> [Your instructions]: Search the listing for the string "exceeding" and copy every line that contains it.
########################################
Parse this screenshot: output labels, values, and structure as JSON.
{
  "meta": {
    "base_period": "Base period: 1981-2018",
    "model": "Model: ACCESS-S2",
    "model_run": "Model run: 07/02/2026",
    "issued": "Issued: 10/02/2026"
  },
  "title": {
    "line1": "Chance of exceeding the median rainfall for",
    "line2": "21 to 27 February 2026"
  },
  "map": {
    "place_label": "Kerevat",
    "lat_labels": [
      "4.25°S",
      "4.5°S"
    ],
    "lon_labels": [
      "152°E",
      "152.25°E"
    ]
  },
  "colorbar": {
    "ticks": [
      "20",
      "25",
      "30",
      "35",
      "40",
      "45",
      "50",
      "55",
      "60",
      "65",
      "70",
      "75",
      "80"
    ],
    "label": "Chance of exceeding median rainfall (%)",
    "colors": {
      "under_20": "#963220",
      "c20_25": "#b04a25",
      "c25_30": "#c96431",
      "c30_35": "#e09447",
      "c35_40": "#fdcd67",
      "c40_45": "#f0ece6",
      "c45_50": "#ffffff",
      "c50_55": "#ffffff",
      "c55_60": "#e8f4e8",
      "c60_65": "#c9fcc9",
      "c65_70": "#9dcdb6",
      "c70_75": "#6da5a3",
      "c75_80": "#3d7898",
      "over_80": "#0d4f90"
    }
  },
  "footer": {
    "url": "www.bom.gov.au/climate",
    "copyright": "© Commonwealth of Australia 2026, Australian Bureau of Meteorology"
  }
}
########################################
> [Solution to the exercise]:
    "line1": "Chance of exceeding the median rainfall for",
    "label": "Chance of exceeding median rainfall (%)",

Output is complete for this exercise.